> TASK GOAL:
Quote the records that follow in full, leaving the pictures out.

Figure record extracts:
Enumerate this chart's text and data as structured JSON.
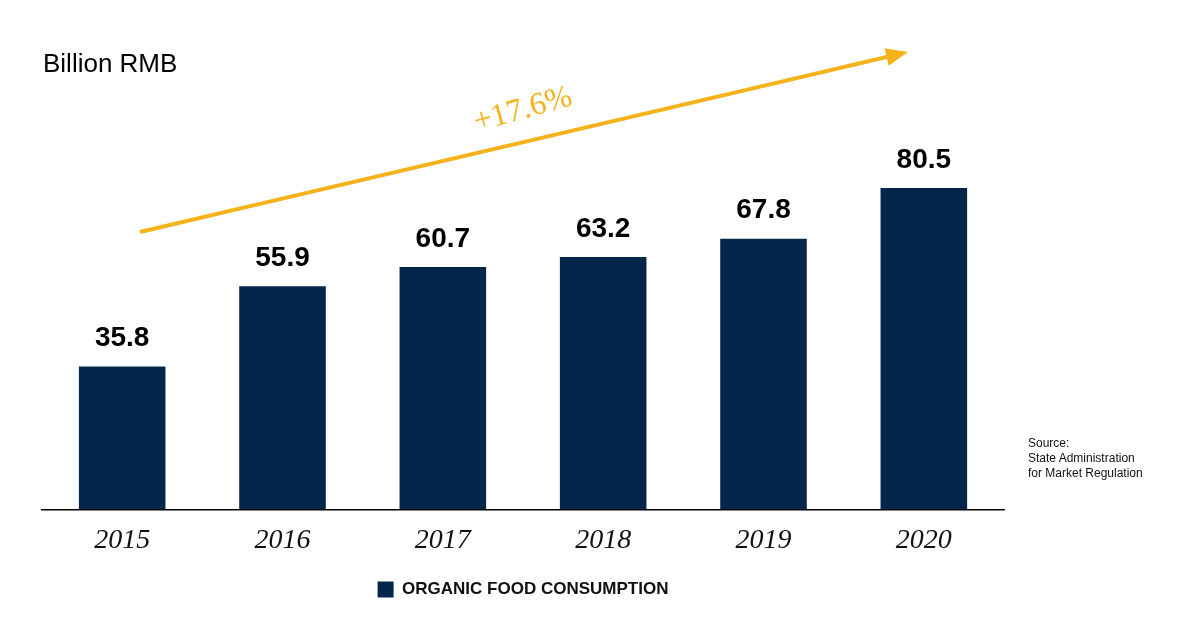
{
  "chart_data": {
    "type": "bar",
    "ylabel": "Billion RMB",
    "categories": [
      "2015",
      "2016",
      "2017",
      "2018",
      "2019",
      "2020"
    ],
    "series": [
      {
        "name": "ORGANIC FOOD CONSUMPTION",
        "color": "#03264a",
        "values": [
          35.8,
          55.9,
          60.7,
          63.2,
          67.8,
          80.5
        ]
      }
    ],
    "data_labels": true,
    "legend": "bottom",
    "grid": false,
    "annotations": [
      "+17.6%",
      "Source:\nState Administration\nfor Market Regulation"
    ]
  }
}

> THE RESPONSE:
Enumerate this chart's text and data as structured JSON.
{
  "chart_data": {
    "type": "bar",
    "ylabel": "Billion RMB",
    "categories": [
      "2015",
      "2016",
      "2017",
      "2018",
      "2019",
      "2020"
    ],
    "series": [
      {
        "name": "ORGANIC FOOD CONSUMPTION",
        "color": "#03264a",
        "values": [
          35.8,
          55.9,
          60.7,
          63.2,
          67.8,
          80.5
        ]
      }
    ],
    "data_labels": true,
    "legend": "bottom",
    "grid": false,
    "annotations": [
      "+17.6%",
      "Source:\nState Administration\nfor Market Regulation"
    ]
  }
}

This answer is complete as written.